◆ EXERCISE DATA:
•••

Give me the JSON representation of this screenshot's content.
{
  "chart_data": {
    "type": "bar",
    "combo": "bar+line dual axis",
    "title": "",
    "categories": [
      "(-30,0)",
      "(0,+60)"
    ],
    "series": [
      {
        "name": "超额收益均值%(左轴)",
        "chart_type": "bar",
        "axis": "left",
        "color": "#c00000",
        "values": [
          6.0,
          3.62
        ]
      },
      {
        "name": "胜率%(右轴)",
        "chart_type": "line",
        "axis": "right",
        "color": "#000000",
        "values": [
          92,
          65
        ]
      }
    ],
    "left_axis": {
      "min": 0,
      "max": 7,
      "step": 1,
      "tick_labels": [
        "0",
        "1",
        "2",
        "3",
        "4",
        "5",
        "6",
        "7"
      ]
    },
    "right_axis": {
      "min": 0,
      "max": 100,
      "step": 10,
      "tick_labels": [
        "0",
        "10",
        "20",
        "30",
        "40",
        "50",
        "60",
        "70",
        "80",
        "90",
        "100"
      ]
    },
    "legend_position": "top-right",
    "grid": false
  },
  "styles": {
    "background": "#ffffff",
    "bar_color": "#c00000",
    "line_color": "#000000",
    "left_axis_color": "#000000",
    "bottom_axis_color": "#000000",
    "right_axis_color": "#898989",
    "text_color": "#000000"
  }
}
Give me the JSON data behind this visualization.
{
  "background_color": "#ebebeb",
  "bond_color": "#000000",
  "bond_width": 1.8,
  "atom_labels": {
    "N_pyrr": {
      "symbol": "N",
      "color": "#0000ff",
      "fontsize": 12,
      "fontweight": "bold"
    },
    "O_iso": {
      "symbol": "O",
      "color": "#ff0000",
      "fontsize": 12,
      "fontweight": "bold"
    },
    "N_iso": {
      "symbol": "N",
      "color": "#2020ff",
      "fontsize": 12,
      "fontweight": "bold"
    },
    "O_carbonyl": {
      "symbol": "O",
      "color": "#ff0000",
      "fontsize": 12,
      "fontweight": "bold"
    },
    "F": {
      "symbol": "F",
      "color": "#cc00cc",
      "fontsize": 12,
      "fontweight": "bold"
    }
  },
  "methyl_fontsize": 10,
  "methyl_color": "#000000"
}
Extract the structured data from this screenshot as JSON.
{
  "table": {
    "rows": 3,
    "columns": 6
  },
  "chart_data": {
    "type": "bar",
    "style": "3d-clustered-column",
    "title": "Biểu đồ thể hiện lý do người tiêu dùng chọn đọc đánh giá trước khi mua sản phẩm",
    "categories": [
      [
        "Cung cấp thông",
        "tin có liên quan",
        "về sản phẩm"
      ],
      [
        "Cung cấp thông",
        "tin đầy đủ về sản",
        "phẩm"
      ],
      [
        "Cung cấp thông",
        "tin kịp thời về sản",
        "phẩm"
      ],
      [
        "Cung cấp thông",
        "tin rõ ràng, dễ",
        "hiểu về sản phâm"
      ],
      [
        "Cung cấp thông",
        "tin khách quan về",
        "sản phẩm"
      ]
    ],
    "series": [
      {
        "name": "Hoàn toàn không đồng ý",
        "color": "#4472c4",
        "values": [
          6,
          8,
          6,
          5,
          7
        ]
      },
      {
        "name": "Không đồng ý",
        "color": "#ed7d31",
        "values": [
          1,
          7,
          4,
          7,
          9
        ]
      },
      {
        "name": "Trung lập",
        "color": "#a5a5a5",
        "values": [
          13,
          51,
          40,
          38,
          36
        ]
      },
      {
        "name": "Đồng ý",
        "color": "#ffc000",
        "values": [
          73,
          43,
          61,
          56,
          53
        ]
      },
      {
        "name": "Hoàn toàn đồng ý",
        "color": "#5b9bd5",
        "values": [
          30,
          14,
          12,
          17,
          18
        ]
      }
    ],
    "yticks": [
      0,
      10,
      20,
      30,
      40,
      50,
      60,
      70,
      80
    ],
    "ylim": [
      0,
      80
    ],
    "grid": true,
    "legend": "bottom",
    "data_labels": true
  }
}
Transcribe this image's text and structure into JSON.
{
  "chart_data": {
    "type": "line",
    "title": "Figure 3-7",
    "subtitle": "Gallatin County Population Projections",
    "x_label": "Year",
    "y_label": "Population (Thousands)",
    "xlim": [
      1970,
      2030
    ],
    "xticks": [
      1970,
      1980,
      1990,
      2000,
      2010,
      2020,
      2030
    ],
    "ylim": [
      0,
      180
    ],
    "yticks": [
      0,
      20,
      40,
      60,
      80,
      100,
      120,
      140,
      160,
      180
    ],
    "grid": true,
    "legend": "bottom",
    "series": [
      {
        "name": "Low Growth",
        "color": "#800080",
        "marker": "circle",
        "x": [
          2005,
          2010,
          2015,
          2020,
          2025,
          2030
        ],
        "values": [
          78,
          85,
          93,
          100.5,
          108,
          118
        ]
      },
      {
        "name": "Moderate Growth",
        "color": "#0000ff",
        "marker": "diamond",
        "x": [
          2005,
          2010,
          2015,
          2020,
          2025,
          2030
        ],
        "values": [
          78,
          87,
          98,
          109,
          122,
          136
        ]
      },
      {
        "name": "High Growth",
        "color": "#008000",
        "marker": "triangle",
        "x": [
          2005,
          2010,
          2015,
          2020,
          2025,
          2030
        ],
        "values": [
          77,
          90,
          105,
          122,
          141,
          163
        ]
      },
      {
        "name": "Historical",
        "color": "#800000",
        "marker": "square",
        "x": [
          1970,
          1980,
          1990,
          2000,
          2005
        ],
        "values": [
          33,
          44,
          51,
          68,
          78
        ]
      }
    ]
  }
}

•••

◆ WHAT THE EXERCISE ASKS: Copy the material above, line for line.

◆ FULL ANSWER:
Give me the JSON representation of this screenshot's content.
{
  "chart_data": {
    "type": "bar",
    "combo": "bar+line dual axis",
    "title": "",
    "categories": [
      "(-30,0)",
      "(0,+60)"
    ],
    "series": [
      {
        "name": "超额收益均值%(左轴)",
        "chart_type": "bar",
        "axis": "left",
        "color": "#c00000",
        "values": [
          6.0,
          3.62
        ]
      },
      {
        "name": "胜率%(右轴)",
        "chart_type": "line",
        "axis": "right",
        "color": "#000000",
        "values": [
          92,
          65
        ]
      }
    ],
    "left_axis": {
      "min": 0,
      "max": 7,
      "step": 1,
      "tick_labels": [
        "0",
        "1",
        "2",
        "3",
        "4",
        "5",
        "6",
        "7"
      ]
    },
    "right_axis": {
      "min": 0,
      "max": 100,
      "step": 10,
      "tick_labels": [
        "0",
        "10",
        "20",
        "30",
        "40",
        "50",
        "60",
        "70",
        "80",
        "90",
        "100"
      ]
    },
    "legend_position": "top-right",
    "grid": false
  },
  "styles": {
    "background": "#ffffff",
    "bar_color": "#c00000",
    "line_color": "#000000",
    "left_axis_color": "#000000",
    "bottom_axis_color": "#000000",
    "right_axis_color": "#898989",
    "text_color": "#000000"
  }
}
Give me the JSON data behind this visualization.
{
  "background_color": "#ebebeb",
  "bond_color": "#000000",
  "bond_width": 1.8,
  "atom_labels": {
    "N_pyrr": {
      "symbol": "N",
      "color": "#0000ff",
      "fontsize": 12,
      "fontweight": "bold"
    },
    "O_iso": {
      "symbol": "O",
      "color": "#ff0000",
      "fontsize": 12,
      "fontweight": "bold"
    },
    "N_iso": {
      "symbol": "N",
      "color": "#2020ff",
      "fontsize": 12,
      "fontweight": "bold"
    },
    "O_carbonyl": {
      "symbol": "O",
      "color": "#ff0000",
      "fontsize": 12,
      "fontweight": "bold"
    },
    "F": {
      "symbol": "F",
      "color": "#cc00cc",
      "fontsize": 12,
      "fontweight": "bold"
    }
  },
  "methyl_fontsize": 10,
  "methyl_color": "#000000"
}
Extract the structured data from this screenshot as JSON.
{
  "table": {
    "rows": 3,
    "columns": 6
  },
  "chart_data": {
    "type": "bar",
    "style": "3d-clustered-column",
    "title": "Biểu đồ thể hiện lý do người tiêu dùng chọn đọc đánh giá trước khi mua sản phẩm",
    "categories": [
      [
        "Cung cấp thông",
        "tin có liên quan",
        "về sản phẩm"
      ],
      [
        "Cung cấp thông",
        "tin đầy đủ về sản",
        "phẩm"
      ],
      [
        "Cung cấp thông",
        "tin kịp thời về sản",
        "phẩm"
      ],
      [
        "Cung cấp thông",
        "tin rõ ràng, dễ",
        "hiểu về sản phâm"
      ],
      [
        "Cung cấp thông",
        "tin khách quan về",
        "sản phẩm"
      ]
    ],
    "series": [
      {
        "name": "Hoàn toàn không đồng ý",
        "color": "#4472c4",
        "values": [
          6,
          8,
          6,
          5,
          7
        ]
      },
      {
        "name": "Không đồng ý",
        "color": "#ed7d31",
        "values": [
          1,
          7,
          4,
          7,
          9
        ]
      },
      {
        "name": "Trung lập",
        "color": "#a5a5a5",
        "values": [
          13,
          51,
          40,
          38,
          36
        ]
      },
      {
        "name": "Đồng ý",
        "color": "#ffc000",
        "values": [
          73,
          43,
          61,
          56,
          53
        ]
      },
      {
        "name": "Hoàn toàn đồng ý",
        "color": "#5b9bd5",
        "values": [
          30,
          14,
          12,
          17,
          18
        ]
      }
    ],
    "yticks": [
      0,
      10,
      20,
      30,
      40,
      50,
      60,
      70,
      80
    ],
    "ylim": [
      0,
      80
    ],
    "grid": true,
    "legend": "bottom",
    "data_labels": true
  }
}
Transcribe this image's text and structure into JSON.
{
  "chart_data": {
    "type": "line",
    "title": "Figure 3-7",
    "subtitle": "Gallatin County Population Projections",
    "x_label": "Year",
    "y_label": "Population (Thousands)",
    "xlim": [
      1970,
      2030
    ],
    "xticks": [
      1970,
      1980,
      1990,
      2000,
      2010,
      2020,
      2030
    ],
    "ylim": [
      0,
      180
    ],
    "yticks": [
      0,
      20,
      40,
      60,
      80,
      100,
      120,
      140,
      160,
      180
    ],
    "grid": true,
    "legend": "bottom",
    "series": [
      {
        "name": "Low Growth",
        "color": "#800080",
        "marker": "circle",
        "x": [
          2005,
          2010,
          2015,
          2020,
          2025,
          2030
        ],
        "values": [
          78,
          85,
          93,
          100.5,
          108,
          118
        ]
      },
      {
        "name": "Moderate Growth",
        "color": "#0000ff",
        "marker": "diamond",
        "x": [
          2005,
          2010,
          2015,
          2020,
          2025,
          2030
        ],
        "values": [
          78,
          87,
          98,
          109,
          122,
          136
        ]
      },
      {
        "name": "High Growth",
        "color": "#008000",
        "marker": "triangle",
        "x": [
          2005,
          2010,
          2015,
          2020,
          2025,
          2030
        ],
        "values": [
          77,
          90,
          105,
          122,
          141,
          163
        ]
      },
      {
        "name": "Historical",
        "color": "#800000",
        "marker": "square",
        "x": [
          1970,
          1980,
          1990,
          2000,
          2005
        ],
        "values": [
          33,
          44,
          51,
          68,
          78
        ]
      }
    ]
  }
}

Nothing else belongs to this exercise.